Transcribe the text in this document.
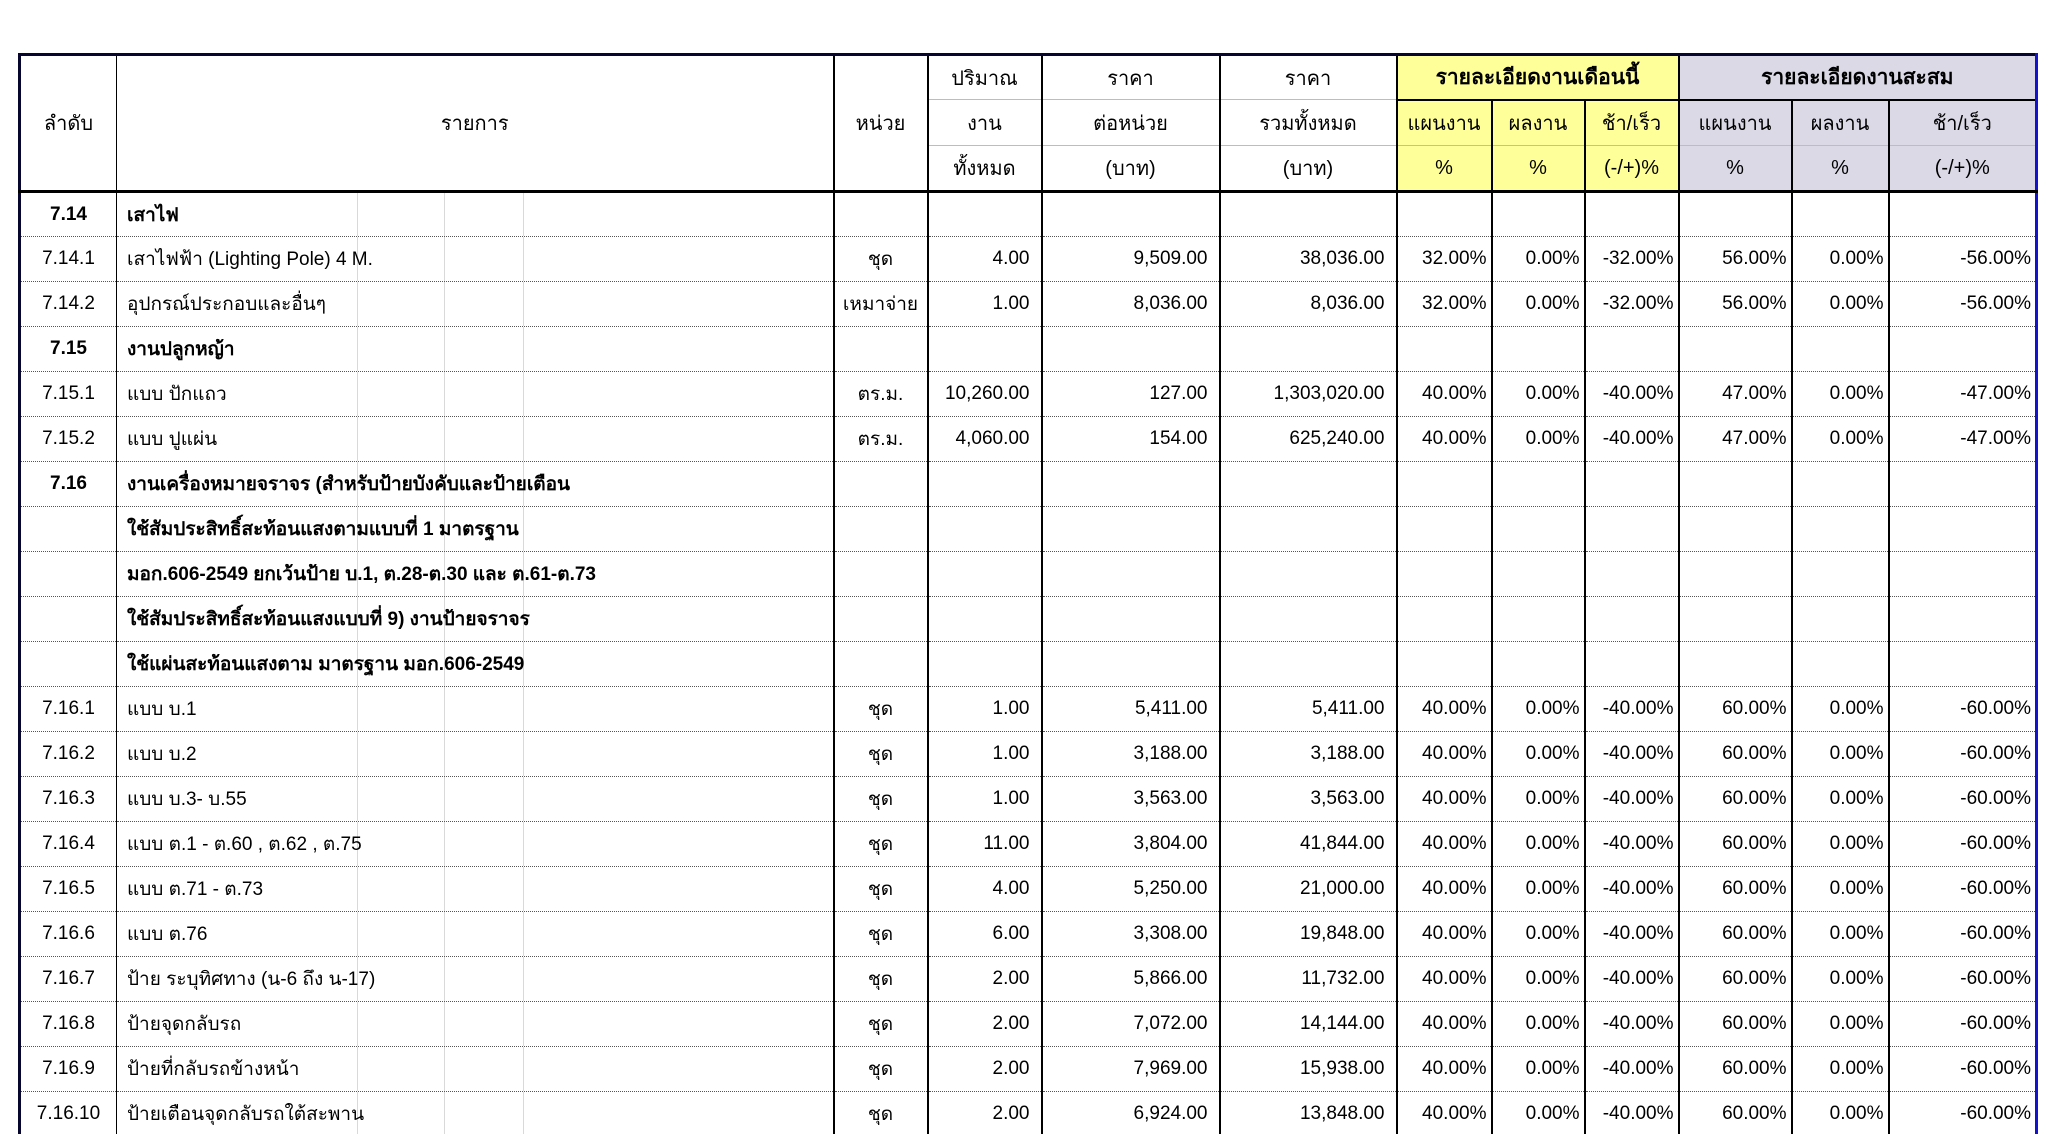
ลำดับ	รายการ	หน่วย	ปริมาณ	ราคา	ราคา	รายละเอียดงานเดือนนี้			รายละเอียดงานสะสม		
			งาน	ต่อหน่วย	รวมทั้งหมด	แผนงาน	ผลงาน	ช้า/เร็ว	แผนงาน	ผลงาน	ช้า/เร็ว
			ทั้งหมด	(บาท)	(บาท)	%	%	(-/+)%	%	%	(-/+)%
7.14	เสาไฟ										
7.14.1	เสาไฟฟ้า (Lighting Pole) 4 M.	ชุด	4.00	9,509.00	38,036.00	32.00%	0.00%	-32.00%	56.00%	0.00%	-56.00%
7.14.2	อุปกรณ์ประกอบและอื่นๆ	เหมาจ่าย	1.00	8,036.00	8,036.00	32.00%	0.00%	-32.00%	56.00%	0.00%	-56.00%
7.15	งานปลูกหญ้า										
7.15.1	แบบ ปักแถว	ตร.ม.	10,260.00	127.00	1,303,020.00	40.00%	0.00%	-40.00%	47.00%	0.00%	-47.00%
7.15.2	แบบ ปูแผ่น	ตร.ม.	4,060.00	154.00	625,240.00	40.00%	0.00%	-40.00%	47.00%	0.00%	-47.00%
7.16	งานเครื่องหมายจราจร (สำหรับป้ายบังคับและป้ายเตือน										
	ใช้สัมประสิทธิ์สะท้อนแสงตามแบบที่ 1 มาตรฐาน										
	มอก.606-2549 ยกเว้นป้าย บ.1, ต.28-ต.30 และ ต.61-ต.73										
	ใช้สัมประสิทธิ์สะท้อนแสงแบบที่ 9) งานป้ายจราจร										
	ใช้แผ่นสะท้อนแสงตาม มาตรฐาน มอก.606-2549										
7.16.1	แบบ บ.1	ชุด	1.00	5,411.00	5,411.00	40.00%	0.00%	-40.00%	60.00%	0.00%	-60.00%
7.16.2	แบบ บ.2	ชุด	1.00	3,188.00	3,188.00	40.00%	0.00%	-40.00%	60.00%	0.00%	-60.00%
7.16.3	แบบ บ.3- บ.55	ชุด	1.00	3,563.00	3,563.00	40.00%	0.00%	-40.00%	60.00%	0.00%	-60.00%
7.16.4	แบบ ต.1 - ต.60 , ต.62 , ต.75	ชุด	11.00	3,804.00	41,844.00	40.00%	0.00%	-40.00%	60.00%	0.00%	-60.00%
7.16.5	แบบ ต.71 - ต.73	ชุด	4.00	5,250.00	21,000.00	40.00%	0.00%	-40.00%	60.00%	0.00%	-60.00%
7.16.6	แบบ ต.76	ชุด	6.00	3,308.00	19,848.00	40.00%	0.00%	-40.00%	60.00%	0.00%	-60.00%
7.16.7	ป้าย ระบุทิศทาง (น-6 ถึง น-17)	ชุด	2.00	5,866.00	11,732.00	40.00%	0.00%	-40.00%	60.00%	0.00%	-60.00%
7.16.8	ป้ายจุดกลับรถ	ชุด	2.00	7,072.00	14,144.00	40.00%	0.00%	-40.00%	60.00%	0.00%	-60.00%
7.16.9	ป้ายที่กลับรถข้างหน้า	ชุด	2.00	7,969.00	15,938.00	40.00%	0.00%	-40.00%	60.00%	0.00%	-60.00%
7.16.10	ป้ายเตือนจุดกลับรถใต้สะพาน	ชุด	2.00	6,924.00	13,848.00	40.00%	0.00%	-40.00%	60.00%	0.00%	-60.00%
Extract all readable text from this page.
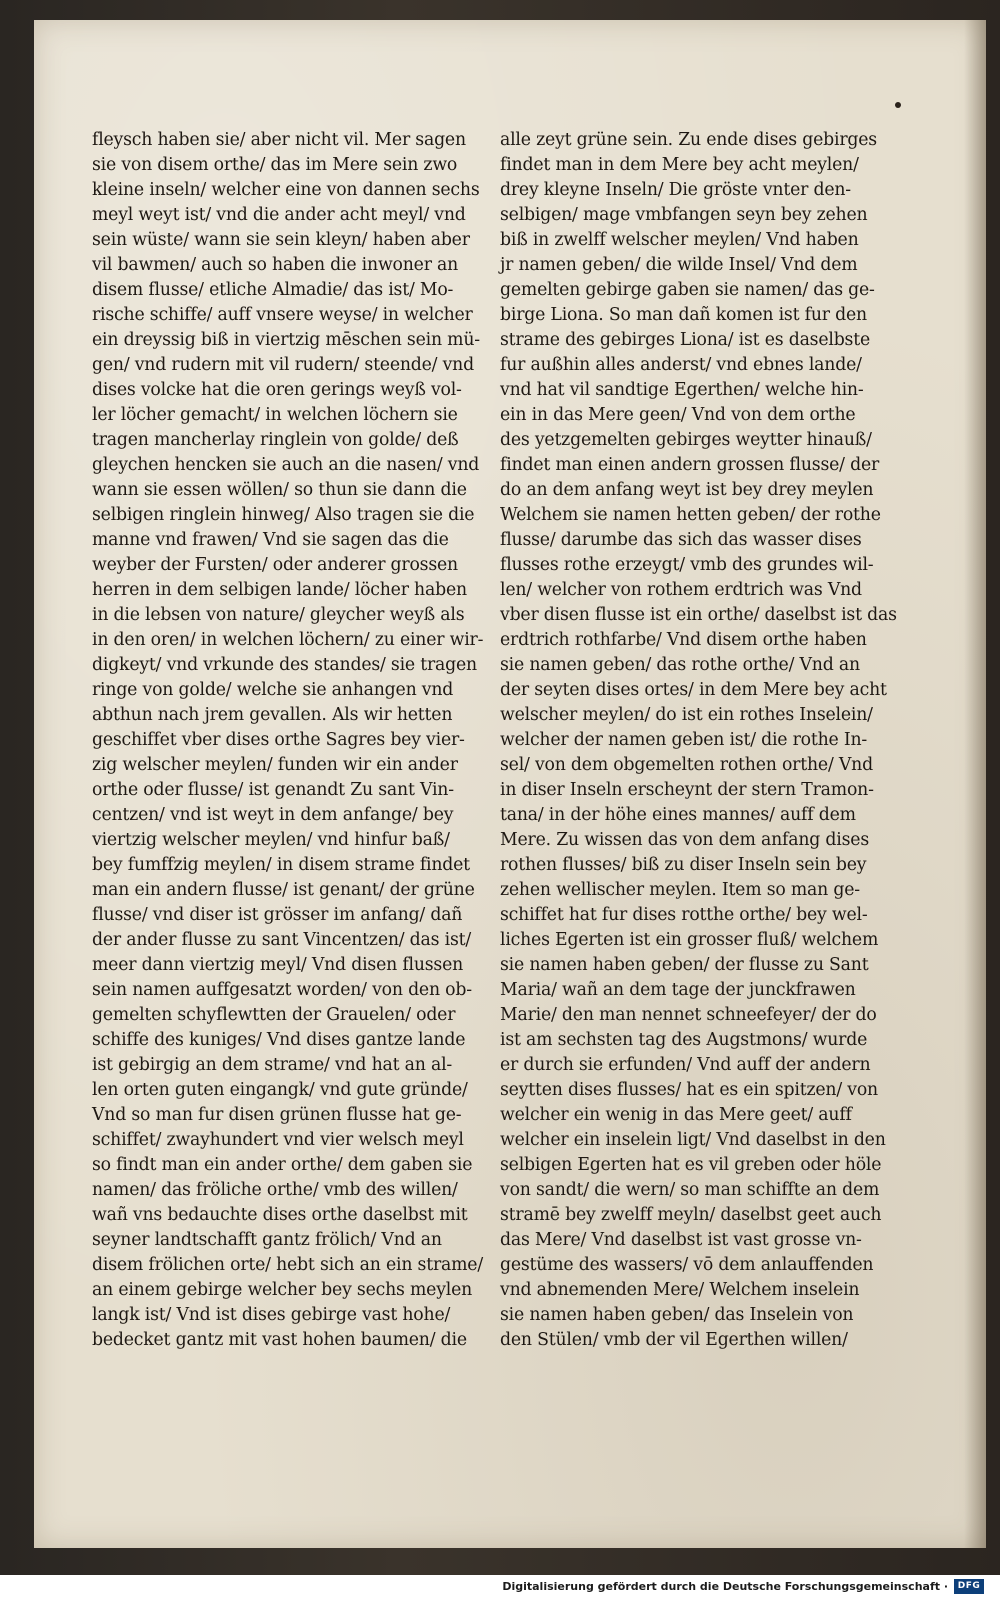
fleysch haben sie/ aber nicht vil. Mer sagen
sie von disem orthe/ das im Mere sein zwo
kleine inseln/ welcher eine von dannen sechs
meyl weyt ist/ vnd die ander acht meyl/ vnd
sein wüste/ wann sie sein kleyn/ haben aber
vil bawmen/ auch so haben die inwoner an
disem flusse/ etliche Almadie/ das ist/ Mo-
rische schiffe/ auff vnsere weyse/ in welcher
ein dreyssig biß in viertzig mēschen sein mü-
gen/ vnd rudern mit vil rudern/ steende/ vnd
dises volcke hat die oren gerings weyß vol-
ler löcher gemacht/ in welchen löchern sie
tragen mancherlay ringlein von golde/ deß
gleychen hencken sie auch an die nasen/ vnd
wann sie essen wöllen/ so thun sie dann die
selbigen ringlein hinweg/ Also tragen sie die
manne vnd frawen/ Vnd sie sagen das die
weyber der Fursten/ oder anderer grossen
herren in dem selbigen lande/ löcher haben
in die lebsen von nature/ gleycher weyß als
in den oren/ in welchen löchern/ zu einer wir-
digkeyt/ vnd vrkunde des standes/ sie tragen
ringe von golde/ welche sie anhangen vnd
abthun nach jrem gevallen. Als wir hetten
geschiffet vber dises orthe Sagres bey vier-
zig welscher meylen/ funden wir ein ander
orthe oder flusse/ ist genandt Zu sant Vin-
centzen/ vnd ist weyt in dem anfange/ bey
viertzig welscher meylen/ vnd hinfur baß/
bey fumffzig meylen/ in disem strame findet
man ein andern flusse/ ist genant/ der grüne
flusse/ vnd diser ist grösser im anfang/ dañ
der ander flusse zu sant Vincentzen/ das ist/
meer dann viertzig meyl/ Vnd disen flussen
sein namen auffgesatzt worden/ von den ob-
gemelten schyflewtten der Grauelen/ oder
schiffe des kuniges/ Vnd dises gantze lande
ist gebirgig an dem strame/ vnd hat an al-
len orten guten eingangk/ vnd gute gründe/
Vnd so man fur disen grünen flusse hat ge-
schiffet/ zwayhundert vnd vier welsch meyl
so findt man ein ander orthe/ dem gaben sie
namen/ das fröliche orthe/ vmb des willen/
wañ vns bedauchte dises orthe daselbst mit
seyner landtschafft gantz frölich/ Vnd an
disem frölichen orte/ hebt sich an ein strame/
an einem gebirge welcher bey sechs meylen
langk ist/ Vnd ist dises gebirge vast hohe/
bedecket gantz mit vast hohen baumen/ die
alle zeyt grüne sein. Zu ende dises gebirges
findet man in dem Mere bey acht meylen/
drey kleyne Inseln/ Die gröste vnter den-
selbigen/ mage vmbfangen seyn bey zehen
biß in zwelff welscher meylen/ Vnd haben
jr namen geben/ die wilde Insel/ Vnd dem
gemelten gebirge gaben sie namen/ das ge-
birge Liona. So man dañ komen ist fur den
strame des gebirges Liona/ ist es daselbste
fur außhin alles anderst/ vnd ebnes lande/
vnd hat vil sandtige Egerthen/ welche hin-
ein in das Mere geen/ Vnd von dem orthe
des yetzgemelten gebirges weytter hinauß/
findet man einen andern grossen flusse/ der
do an dem anfang weyt ist bey drey meylen
Welchem sie namen hetten geben/ der rothe
flusse/ darumbe das sich das wasser dises
flusses rothe erzeygt/ vmb des grundes wil-
len/ welcher von rothem erdtrich was Vnd
vber disen flusse ist ein orthe/ daselbst ist das
erdtrich rothfarbe/ Vnd disem orthe haben
sie namen geben/ das rothe orthe/ Vnd an
der seyten dises ortes/ in dem Mere bey acht
welscher meylen/ do ist ein rothes Inselein/
welcher der namen geben ist/ die rothe In-
sel/ von dem obgemelten rothen orthe/ Vnd
in diser Inseln erscheynt der stern Tramon-
tana/ in der höhe eines mannes/ auff dem
Mere. Zu wissen das von dem anfang dises
rothen flusses/ biß zu diser Inseln sein bey
zehen wellischer meylen. Item so man ge-
schiffet hat fur dises rotthe orthe/ bey wel-
liches Egerten ist ein grosser fluß/ welchem
sie namen haben geben/ der flusse zu Sant
Maria/ wañ an dem tage der junckfrawen
Marie/ den man nennet schneefeyer/ der do
ist am sechsten tag des Augstmons/ wurde
er durch sie erfunden/ Vnd auff der andern
seytten dises flusses/ hat es ein spitzen/ von
welcher ein wenig in das Mere geet/ auff
welcher ein inselein ligt/ Vnd daselbst in den
selbigen Egerten hat es vil greben oder höle
von sandt/ die wern/ so man schiffte an dem
stramē bey zwelff meyln/ daselbst geet auch
das Mere/ Vnd daselbst ist vast grosse vn-
gestüme des wassers/ vō dem anlauffenden
vnd abnemenden Mere/ Welchem inselein
sie namen haben geben/ das Inselein von
den Stülen/ vmb der vil Egerthen willen/
Digitalisierung gefördert durch die Deutsche Forschungsgemeinschaft ·	DFG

■ ■ ■ ■

▶ [WORK TO COMPLETE]: In the lines above, find each one with "golde" and list it.

▶ [TASK ANSWER]:
tragen mancherlay ringlein von golde/ deß
ringe von golde/ welche sie anhangen vnd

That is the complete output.